Go through the entries below and print each one exactly, leaving out pictures.
:: Dataset excerpts ::
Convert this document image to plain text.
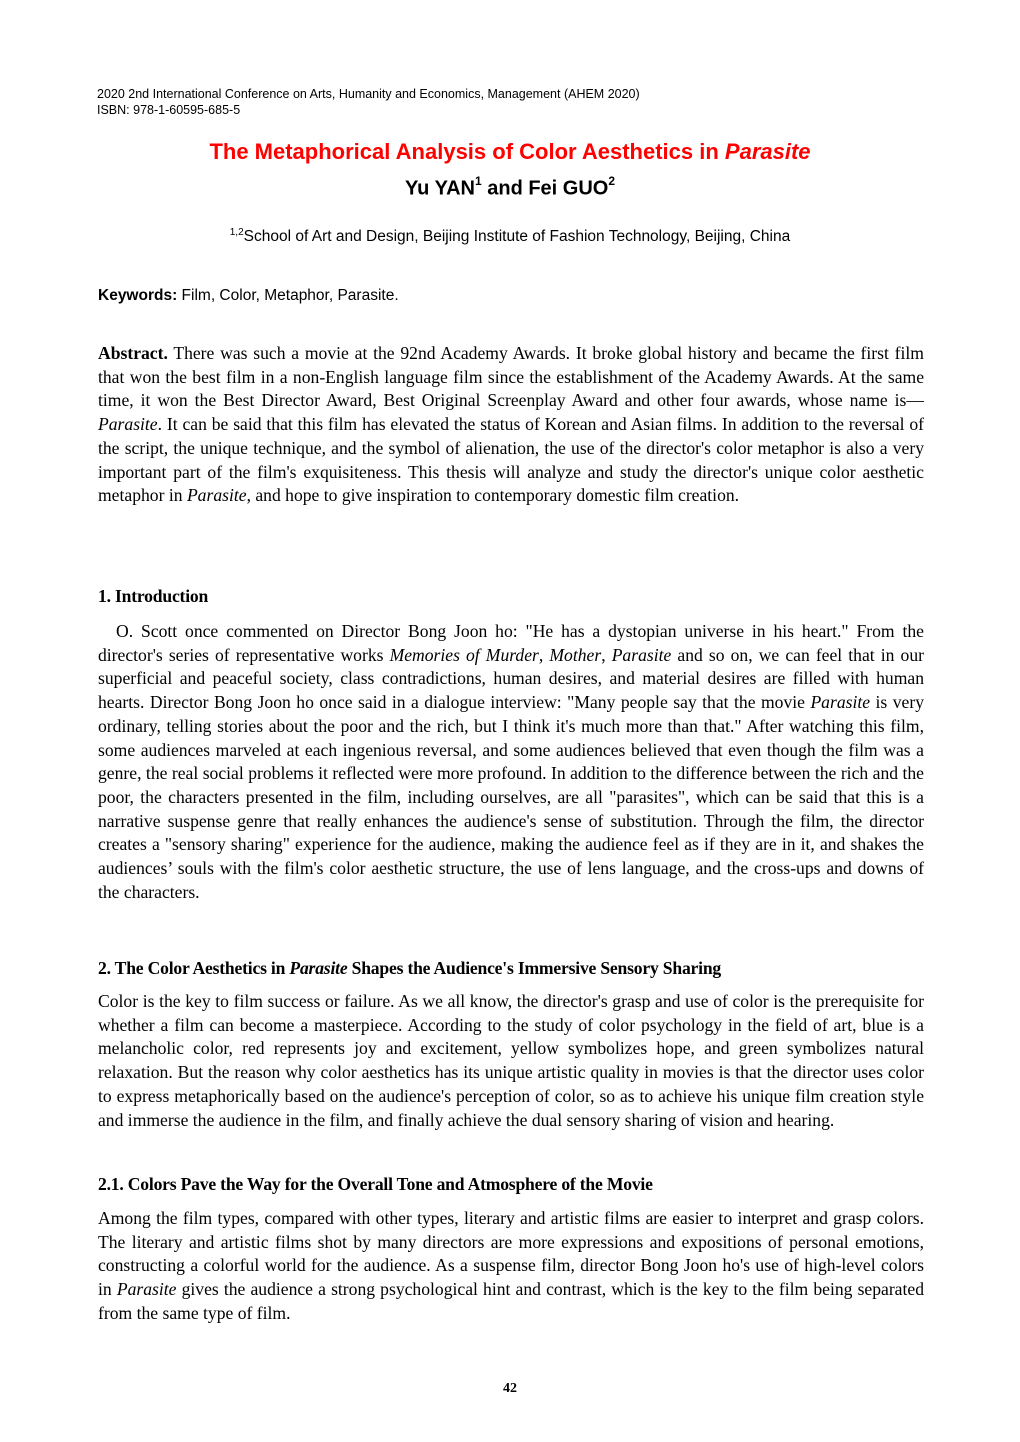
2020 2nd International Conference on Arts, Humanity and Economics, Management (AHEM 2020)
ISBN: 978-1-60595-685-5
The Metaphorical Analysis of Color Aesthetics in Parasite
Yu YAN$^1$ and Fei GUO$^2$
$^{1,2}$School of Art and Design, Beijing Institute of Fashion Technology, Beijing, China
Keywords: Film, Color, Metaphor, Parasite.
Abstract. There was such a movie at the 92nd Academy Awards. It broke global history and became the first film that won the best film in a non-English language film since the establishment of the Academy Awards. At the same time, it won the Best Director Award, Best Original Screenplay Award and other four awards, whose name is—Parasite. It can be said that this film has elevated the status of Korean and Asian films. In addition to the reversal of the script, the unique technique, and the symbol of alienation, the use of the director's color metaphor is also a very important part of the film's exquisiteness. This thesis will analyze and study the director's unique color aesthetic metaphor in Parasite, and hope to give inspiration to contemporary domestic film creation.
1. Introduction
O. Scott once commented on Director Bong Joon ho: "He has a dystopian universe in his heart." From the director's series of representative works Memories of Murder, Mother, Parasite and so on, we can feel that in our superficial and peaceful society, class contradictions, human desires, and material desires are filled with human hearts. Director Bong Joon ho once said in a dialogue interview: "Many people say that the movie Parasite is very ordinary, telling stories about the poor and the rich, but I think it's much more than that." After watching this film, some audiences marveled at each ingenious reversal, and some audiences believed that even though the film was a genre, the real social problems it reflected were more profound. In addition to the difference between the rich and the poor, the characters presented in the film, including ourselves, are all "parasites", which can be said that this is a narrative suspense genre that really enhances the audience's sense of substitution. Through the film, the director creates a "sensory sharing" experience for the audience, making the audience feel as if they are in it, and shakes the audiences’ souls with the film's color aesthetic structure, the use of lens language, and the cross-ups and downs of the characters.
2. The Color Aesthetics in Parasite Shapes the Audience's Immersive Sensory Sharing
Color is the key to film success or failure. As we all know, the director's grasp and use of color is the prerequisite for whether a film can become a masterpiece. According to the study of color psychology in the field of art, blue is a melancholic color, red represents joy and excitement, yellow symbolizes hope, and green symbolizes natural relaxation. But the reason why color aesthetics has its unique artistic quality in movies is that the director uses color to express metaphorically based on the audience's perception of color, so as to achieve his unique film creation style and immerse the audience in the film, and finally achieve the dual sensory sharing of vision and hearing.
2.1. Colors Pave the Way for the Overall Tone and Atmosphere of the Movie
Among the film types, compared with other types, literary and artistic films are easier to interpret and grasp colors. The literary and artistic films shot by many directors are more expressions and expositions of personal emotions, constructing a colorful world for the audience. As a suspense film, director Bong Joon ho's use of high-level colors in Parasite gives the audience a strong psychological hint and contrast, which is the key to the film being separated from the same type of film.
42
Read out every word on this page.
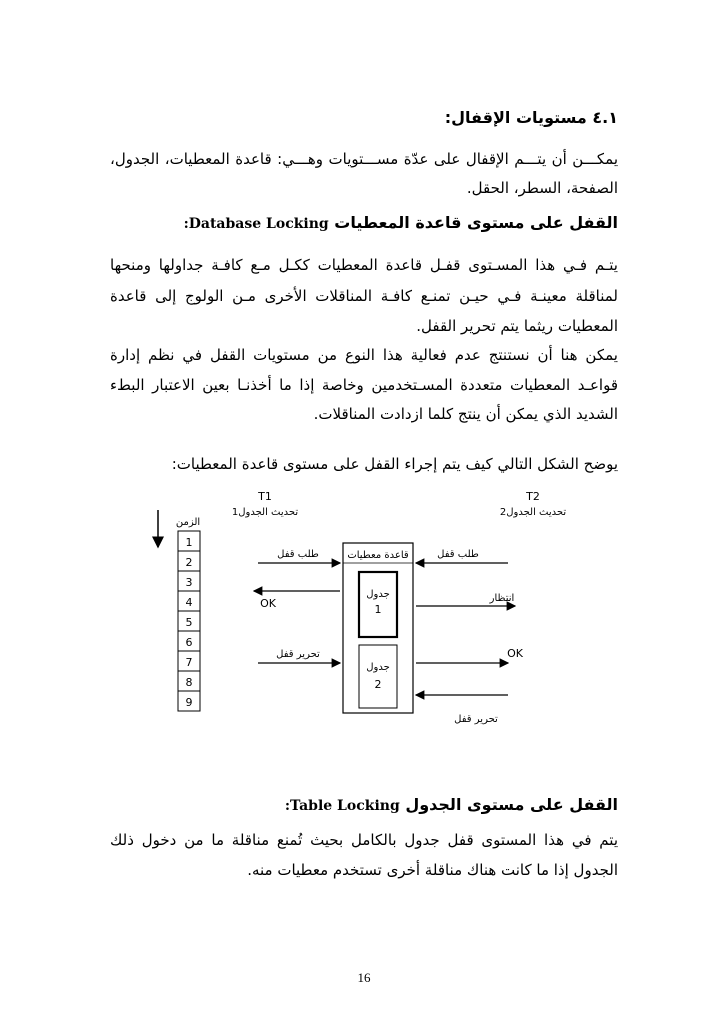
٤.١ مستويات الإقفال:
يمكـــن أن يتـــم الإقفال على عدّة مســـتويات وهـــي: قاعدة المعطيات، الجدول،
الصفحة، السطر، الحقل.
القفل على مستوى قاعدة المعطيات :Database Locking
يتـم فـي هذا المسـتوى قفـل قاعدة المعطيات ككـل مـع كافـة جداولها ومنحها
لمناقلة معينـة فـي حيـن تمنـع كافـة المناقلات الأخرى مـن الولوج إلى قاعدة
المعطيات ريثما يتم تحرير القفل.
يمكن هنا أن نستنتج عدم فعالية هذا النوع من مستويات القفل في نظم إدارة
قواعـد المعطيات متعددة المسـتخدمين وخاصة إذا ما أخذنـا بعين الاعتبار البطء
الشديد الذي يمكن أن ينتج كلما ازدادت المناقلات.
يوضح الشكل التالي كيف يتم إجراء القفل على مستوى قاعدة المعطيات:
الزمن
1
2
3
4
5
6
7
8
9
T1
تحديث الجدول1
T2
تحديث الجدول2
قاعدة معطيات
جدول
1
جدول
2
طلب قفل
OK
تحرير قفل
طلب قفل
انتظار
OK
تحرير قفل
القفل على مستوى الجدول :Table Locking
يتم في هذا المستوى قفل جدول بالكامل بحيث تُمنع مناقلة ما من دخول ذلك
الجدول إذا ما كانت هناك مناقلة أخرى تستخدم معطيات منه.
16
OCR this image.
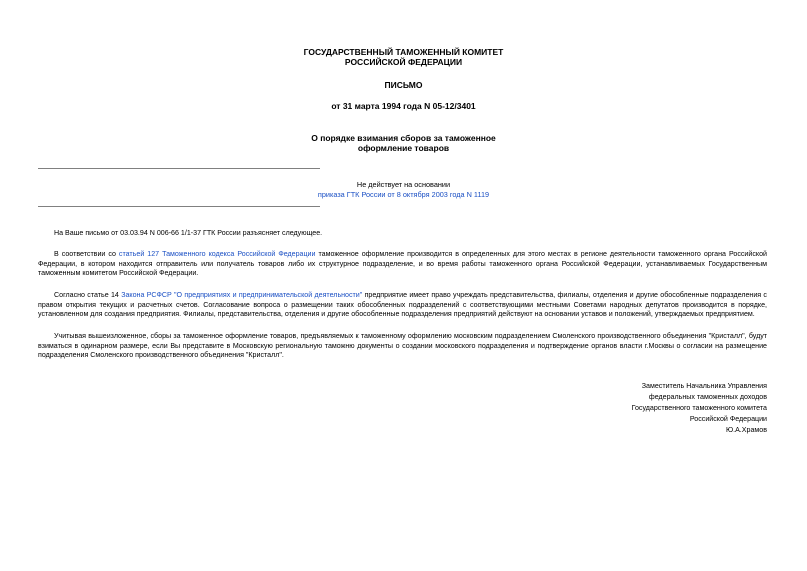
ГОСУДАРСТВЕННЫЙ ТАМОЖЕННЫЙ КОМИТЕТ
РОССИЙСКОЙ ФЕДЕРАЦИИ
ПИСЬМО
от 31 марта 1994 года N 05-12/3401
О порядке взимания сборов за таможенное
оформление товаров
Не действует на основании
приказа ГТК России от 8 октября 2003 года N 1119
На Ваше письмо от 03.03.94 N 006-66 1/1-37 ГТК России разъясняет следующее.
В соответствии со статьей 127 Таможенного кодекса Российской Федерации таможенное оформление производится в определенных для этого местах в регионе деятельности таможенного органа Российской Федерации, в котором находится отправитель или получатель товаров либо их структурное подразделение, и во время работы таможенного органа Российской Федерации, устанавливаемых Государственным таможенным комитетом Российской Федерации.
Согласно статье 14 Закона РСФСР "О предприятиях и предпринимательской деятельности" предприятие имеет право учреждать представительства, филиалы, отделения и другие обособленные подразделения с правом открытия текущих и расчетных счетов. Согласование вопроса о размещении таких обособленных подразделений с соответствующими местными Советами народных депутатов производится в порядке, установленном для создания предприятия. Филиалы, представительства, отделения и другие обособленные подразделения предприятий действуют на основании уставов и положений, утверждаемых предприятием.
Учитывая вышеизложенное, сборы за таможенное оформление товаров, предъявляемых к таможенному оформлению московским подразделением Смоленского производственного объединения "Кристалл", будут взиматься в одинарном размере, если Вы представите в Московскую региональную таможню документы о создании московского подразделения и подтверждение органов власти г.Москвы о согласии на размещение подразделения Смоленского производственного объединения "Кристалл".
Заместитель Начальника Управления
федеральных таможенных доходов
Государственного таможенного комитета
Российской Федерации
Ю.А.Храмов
:::
Task output
Convert this document image to plain text.
2020 2nd International Conference on Arts, Humanity and Economics, Management (AHEM 2020)
ISBN: 978-1-60595-685-5
The Metaphorical Analysis of Color Aesthetics in Parasite
Yu YAN$^1$ and Fei GUO$^2$
$^{1,2}$School of Art and Design, Beijing Institute of Fashion Technology, Beijing, China
Keywords: Film, Color, Metaphor, Parasite.
Abstract. There was such a movie at the 92nd Academy Awards. It broke global history and became the first film that won the best film in a non-English language film since the establishment of the Academy Awards. At the same time, it won the Best Director Award, Best Original Screenplay Award and other four awards, whose name is—Parasite. It can be said that this film has elevated the status of Korean and Asian films. In addition to the reversal of the script, the unique technique, and the symbol of alienation, the use of the director's color metaphor is also a very important part of the film's exquisiteness. This thesis will analyze and study the director's unique color aesthetic metaphor in Parasite, and hope to give inspiration to contemporary domestic film creation.
1. Introduction
O. Scott once commented on Director Bong Joon ho: "He has a dystopian universe in his heart." From the director's series of representative works Memories of Murder, Mother, Parasite and so on, we can feel that in our superficial and peaceful society, class contradictions, human desires, and material desires are filled with human hearts. Director Bong Joon ho once said in a dialogue interview: "Many people say that the movie Parasite is very ordinary, telling stories about the poor and the rich, but I think it's much more than that." After watching this film, some audiences marveled at each ingenious reversal, and some audiences believed that even though the film was a genre, the real social problems it reflected were more profound. In addition to the difference between the rich and the poor, the characters presented in the film, including ourselves, are all "parasites", which can be said that this is a narrative suspense genre that really enhances the audience's sense of substitution. Through the film, the director creates a "sensory sharing" experience for the audience, making the audience feel as if they are in it, and shakes the audiences’ souls with the film's color aesthetic structure, the use of lens language, and the cross-ups and downs of the characters.
2. The Color Aesthetics in Parasite Shapes the Audience's Immersive Sensory Sharing
Color is the key to film success or failure. As we all know, the director's grasp and use of color is the prerequisite for whether a film can become a masterpiece. According to the study of color psychology in the field of art, blue is a melancholic color, red represents joy and excitement, yellow symbolizes hope, and green symbolizes natural relaxation. But the reason why color aesthetics has its unique artistic quality in movies is that the director uses color to express metaphorically based on the audience's perception of color, so as to achieve his unique film creation style and immerse the audience in the film, and finally achieve the dual sensory sharing of vision and hearing.
2.1. Colors Pave the Way for the Overall Tone and Atmosphere of the Movie
Among the film types, compared with other types, literary and artistic films are easier to interpret and grasp colors. The literary and artistic films shot by many directors are more expressions and expositions of personal emotions, constructing a colorful world for the audience. As a suspense film, director Bong Joon ho's use of high-level colors in Parasite gives the audience a strong psychological hint and contrast, which is the key to the film being separated from the same type of film.
42
Read out every word on this page.
٤.١ مستويات الإقفال:
يمكـــن أن يتـــم الإقفال على عدّة مســـتويات وهـــي: قاعدة المعطيات، الجدول،
الصفحة، السطر، الحقل.
القفل على مستوى قاعدة المعطيات :Database Locking
يتـم فـي هذا المسـتوى قفـل قاعدة المعطيات ككـل مـع كافـة جداولها ومنحها
لمناقلة معينـة فـي حيـن تمنـع كافـة المناقلات الأخرى مـن الولوج إلى قاعدة
المعطيات ريثما يتم تحرير القفل.
يمكن هنا أن نستنتج عدم فعالية هذا النوع من مستويات القفل في نظم إدارة
قواعـد المعطيات متعددة المسـتخدمين وخاصة إذا ما أخذنـا بعين الاعتبار البطء
الشديد الذي يمكن أن ينتج كلما ازدادت المناقلات.
يوضح الشكل التالي كيف يتم إجراء القفل على مستوى قاعدة المعطيات:
الزمن
1
2
3
4
5
6
7
8
9
T1
تحديث الجدول1
T2
تحديث الجدول2
قاعدة معطيات
جدول
1
جدول
2
طلب قفل
OK
تحرير قفل
طلب قفل
انتظار
OK
تحرير قفل
القفل على مستوى الجدول :Table Locking
يتم في هذا المستوى قفل جدول بالكامل بحيث تُمنع مناقلة ما من دخول ذلك
الجدول إذا ما كانت هناك مناقلة أخرى تستخدم معطيات منه.
16
OCR this image.
ГОСУДАРСТВЕННЫЙ ТАМОЖЕННЫЙ КОМИТЕТ
РОССИЙСКОЙ ФЕДЕРАЦИИ
ПИСЬМО
от 31 марта 1994 года N 05-12/3401
О порядке взимания сборов за таможенное
оформление товаров
Не действует на основании
приказа ГТК России от 8 октября 2003 года N 1119
На Ваше письмо от 03.03.94 N 006-66 1/1-37 ГТК России разъясняет следующее.
В соответствии со статьей 127 Таможенного кодекса Российской Федерации таможенное оформление производится в определенных для этого местах в регионе деятельности таможенного органа Российской Федерации, в котором находится отправитель или получатель товаров либо их структурное подразделение, и во время работы таможенного органа Российской Федерации, устанавливаемых Государственным таможенным комитетом Российской Федерации.
Согласно статье 14 Закона РСФСР "О предприятиях и предпринимательской деятельности" предприятие имеет право учреждать представительства, филиалы, отделения и другие обособленные подразделения с правом открытия текущих и расчетных счетов. Согласование вопроса о размещении таких обособленных подразделений с соответствующими местными Советами народных депутатов производится в порядке, установленном для создания предприятия. Филиалы, представительства, отделения и другие обособленные подразделения предприятий действуют на основании уставов и положений, утверждаемых предприятием.
Учитывая вышеизложенное, сборы за таможенное оформление товаров, предъявляемых к таможенному оформлению московским подразделением Смоленского производственного объединения "Кристалл", будут взиматься в одинарном размере, если Вы представите в Московскую региональную таможню документы о создании московского подразделения и подтверждение органов власти г.Москвы о согласии на размещение подразделения Смоленского производственного объединения "Кристалл".
Заместитель Начальника Управления
федеральных таможенных доходов
Государственного таможенного комитета
Российской Федерации
Ю.А.Храмов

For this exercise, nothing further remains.